=== WORK REQUIRED ===
The records below are to be copied word for word, with every picture left out.

[Begin DATA LISTING]

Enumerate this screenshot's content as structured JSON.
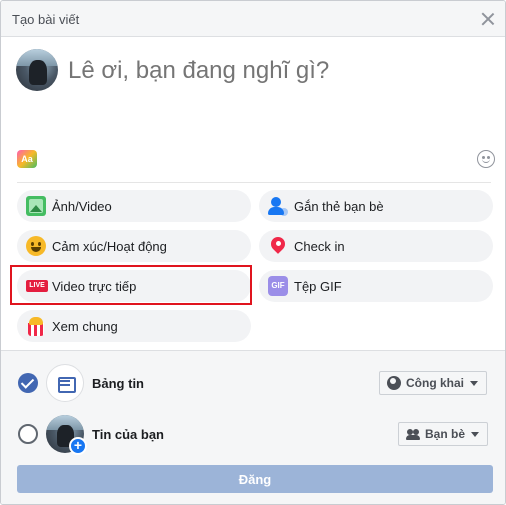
{
  "header": {
    "title": "Tạo bài viết"
  },
  "composer": {
    "placeholder": "Lê ơi, bạn đang nghĩ gì?",
    "text_bg_label": "Aa"
  },
  "options": [
    {
      "label": "Ảnh/Video",
      "icon": "photo-video-icon"
    },
    {
      "label": "Gắn thẻ bạn bè",
      "icon": "tag-friends-icon"
    },
    {
      "label": "Cảm xúc/Hoạt động",
      "icon": "feeling-icon"
    },
    {
      "label": "Check in",
      "icon": "location-pin-icon"
    },
    {
      "label": "Video trực tiếp",
      "icon": "live-video-icon",
      "live_badge": "LIVE"
    },
    {
      "label": "Tệp GIF",
      "icon": "gif-icon",
      "gif_badge": "GIF"
    },
    {
      "label": "Xem chung",
      "icon": "watch-party-icon"
    }
  ],
  "share": {
    "news_feed": {
      "label": "Bảng tin",
      "checked": true,
      "privacy": "Công khai"
    },
    "story": {
      "label": "Tin của bạn",
      "checked": false,
      "privacy": "Bạn bè"
    }
  },
  "post_button": {
    "label": "Đăng"
  },
  "colors": {
    "accent": "#4267b2",
    "highlight": "#e0141e",
    "post_disabled": "#9cb4d8"
  }
}
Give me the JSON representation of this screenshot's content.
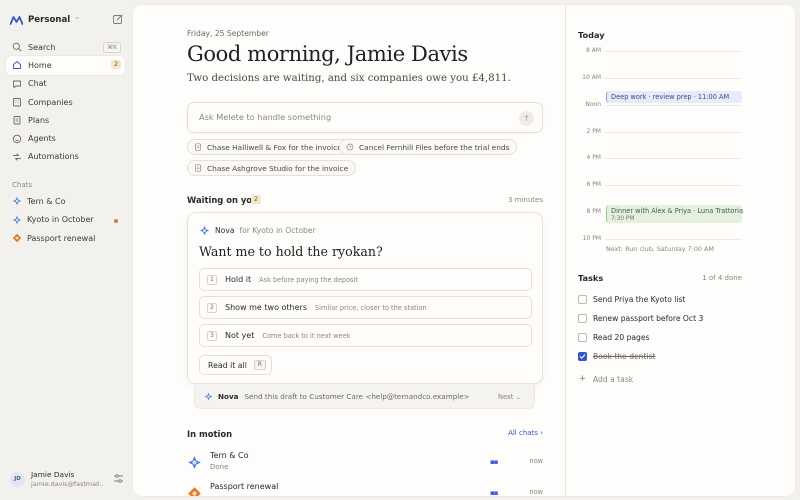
{
  "sidebar": {
    "workspace": "Personal",
    "search_shortcut": "⌘K",
    "nav": [
      {
        "label": "Search",
        "icon": "search-icon"
      },
      {
        "label": "Home",
        "icon": "home-icon",
        "badge": "2"
      },
      {
        "label": "Chat",
        "icon": "chat-icon"
      },
      {
        "label": "Companies",
        "icon": "building-icon"
      },
      {
        "label": "Plans",
        "icon": "clipboard-icon"
      },
      {
        "label": "Agents",
        "icon": "smiley-icon"
      },
      {
        "label": "Automations",
        "icon": "automation-icon"
      }
    ],
    "chats_heading": "Chats",
    "chats": [
      {
        "label": "Tern & Co"
      },
      {
        "label": "Kyoto in October"
      },
      {
        "label": "Passport renewal"
      }
    ],
    "user": {
      "initials": "JD",
      "name": "Jamie Davis",
      "email": "jamie.davis@fastmail..."
    }
  },
  "home": {
    "date": "Friday, 25 September",
    "greeting": "Good morning, Jamie Davis",
    "subtitle": "Two decisions are waiting, and six companies owe you £4,811.",
    "ask_placeholder": "Ask Melete to handle something",
    "suggestions": [
      "Chase Halliwell & Fox for the invoice",
      "Cancel Fernhill Files before the trial ends",
      "Chase Ashgrove Studio for the invoice"
    ],
    "waiting": {
      "title": "Waiting on you",
      "count": "2",
      "time": "3 minutes",
      "card": {
        "agent": "Nova",
        "context": "for Kyoto in October",
        "question": "Want me to hold the ryokan?",
        "options": [
          {
            "num": "1",
            "label": "Hold it",
            "desc": "Ask before paying the deposit"
          },
          {
            "num": "2",
            "label": "Show me two others",
            "desc": "Similar price, closer to the station"
          },
          {
            "num": "3",
            "label": "Not yet",
            "desc": "Come back to it next week"
          }
        ],
        "read_label": "Read it all",
        "read_key": "R"
      },
      "draft": {
        "agent": "Nova",
        "text": "Send this draft to Customer Care <help@ternandco.example>",
        "next": "Next ⌄"
      }
    },
    "motion": {
      "title": "In motion",
      "link": "All chats",
      "items": [
        {
          "title": "Tern & Co",
          "status": "Done",
          "time": "now"
        },
        {
          "title": "Passport renewal",
          "status": "",
          "time": "now"
        }
      ]
    }
  },
  "today": {
    "title": "Today",
    "hours": [
      "8 AM",
      "10 AM",
      "Noon",
      "2 PM",
      "4 PM",
      "6 PM",
      "8 PM",
      "10 PM"
    ],
    "events": [
      {
        "title": "Deep work · review prep · 11:00 AM"
      },
      {
        "title": "Dinner with Alex & Priya · Luna Trattoria",
        "time": "7:30 PM"
      }
    ],
    "next": "Next: Run club, Saturday 7:00 AM"
  },
  "tasks": {
    "title": "Tasks",
    "progress": "1 of 4 done",
    "items": [
      {
        "label": "Send Priya the Kyoto list",
        "done": false
      },
      {
        "label": "Renew passport before Oct 3",
        "done": false
      },
      {
        "label": "Read 20 pages",
        "done": false
      },
      {
        "label": "Book the dentist",
        "done": true
      }
    ],
    "add_label": "Add a task"
  },
  "colors": {
    "accent": "#3457c5",
    "unread": "#e07b2f",
    "badge": "#f2e5c9"
  }
}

[End DATA LISTING]

=== OUTPUT BELOW ===
Enumerate this screenshot's content as structured JSON.
{
  "header": {
    "title": "Tạo bài viết"
  },
  "composer": {
    "placeholder": "Lê ơi, bạn đang nghĩ gì?",
    "text_bg_label": "Aa"
  },
  "options": [
    {
      "label": "Ảnh/Video",
      "icon": "photo-video-icon"
    },
    {
      "label": "Gắn thẻ bạn bè",
      "icon": "tag-friends-icon"
    },
    {
      "label": "Cảm xúc/Hoạt động",
      "icon": "feeling-icon"
    },
    {
      "label": "Check in",
      "icon": "location-pin-icon"
    },
    {
      "label": "Video trực tiếp",
      "icon": "live-video-icon",
      "live_badge": "LIVE"
    },
    {
      "label": "Tệp GIF",
      "icon": "gif-icon",
      "gif_badge": "GIF"
    },
    {
      "label": "Xem chung",
      "icon": "watch-party-icon"
    }
  ],
  "share": {
    "news_feed": {
      "label": "Bảng tin",
      "checked": true,
      "privacy": "Công khai"
    },
    "story": {
      "label": "Tin của bạn",
      "checked": false,
      "privacy": "Bạn bè"
    }
  },
  "post_button": {
    "label": "Đăng"
  },
  "colors": {
    "accent": "#4267b2",
    "highlight": "#e0141e",
    "post_disabled": "#9cb4d8"
  }
}
Give me the JSON representation of this screenshot's content.
{
  "sidebar": {
    "workspace": "Personal",
    "search_shortcut": "⌘K",
    "nav": [
      {
        "label": "Search",
        "icon": "search-icon"
      },
      {
        "label": "Home",
        "icon": "home-icon",
        "badge": "2"
      },
      {
        "label": "Chat",
        "icon": "chat-icon"
      },
      {
        "label": "Companies",
        "icon": "building-icon"
      },
      {
        "label": "Plans",
        "icon": "clipboard-icon"
      },
      {
        "label": "Agents",
        "icon": "smiley-icon"
      },
      {
        "label": "Automations",
        "icon": "automation-icon"
      }
    ],
    "chats_heading": "Chats",
    "chats": [
      {
        "label": "Tern & Co"
      },
      {
        "label": "Kyoto in October"
      },
      {
        "label": "Passport renewal"
      }
    ],
    "user": {
      "initials": "JD",
      "name": "Jamie Davis",
      "email": "jamie.davis@fastmail..."
    }
  },
  "home": {
    "date": "Friday, 25 September",
    "greeting": "Good morning, Jamie Davis",
    "subtitle": "Two decisions are waiting, and six companies owe you £4,811.",
    "ask_placeholder": "Ask Melete to handle something",
    "suggestions": [
      "Chase Halliwell & Fox for the invoice",
      "Cancel Fernhill Files before the trial ends",
      "Chase Ashgrove Studio for the invoice"
    ],
    "waiting": {
      "title": "Waiting on you",
      "count": "2",
      "time": "3 minutes",
      "card": {
        "agent": "Nova",
        "context": "for Kyoto in October",
        "question": "Want me to hold the ryokan?",
        "options": [
          {
            "num": "1",
            "label": "Hold it",
            "desc": "Ask before paying the deposit"
          },
          {
            "num": "2",
            "label": "Show me two others",
            "desc": "Similar price, closer to the station"
          },
          {
            "num": "3",
            "label": "Not yet",
            "desc": "Come back to it next week"
          }
        ],
        "read_label": "Read it all",
        "read_key": "R"
      },
      "draft": {
        "agent": "Nova",
        "text": "Send this draft to Customer Care <help@ternandco.example>",
        "next": "Next ⌄"
      }
    },
    "motion": {
      "title": "In motion",
      "link": "All chats",
      "items": [
        {
          "title": "Tern & Co",
          "status": "Done",
          "time": "now"
        },
        {
          "title": "Passport renewal",
          "status": "",
          "time": "now"
        }
      ]
    }
  },
  "today": {
    "title": "Today",
    "hours": [
      "8 AM",
      "10 AM",
      "Noon",
      "2 PM",
      "4 PM",
      "6 PM",
      "8 PM",
      "10 PM"
    ],
    "events": [
      {
        "title": "Deep work · review prep · 11:00 AM"
      },
      {
        "title": "Dinner with Alex & Priya · Luna Trattoria",
        "time": "7:30 PM"
      }
    ],
    "next": "Next: Run club, Saturday 7:00 AM"
  },
  "tasks": {
    "title": "Tasks",
    "progress": "1 of 4 done",
    "items": [
      {
        "label": "Send Priya the Kyoto list",
        "done": false
      },
      {
        "label": "Renew passport before Oct 3",
        "done": false
      },
      {
        "label": "Read 20 pages",
        "done": false
      },
      {
        "label": "Book the dentist",
        "done": true
      }
    ],
    "add_label": "Add a task"
  },
  "colors": {
    "accent": "#3457c5",
    "unread": "#e07b2f",
    "badge": "#f2e5c9"
  }
}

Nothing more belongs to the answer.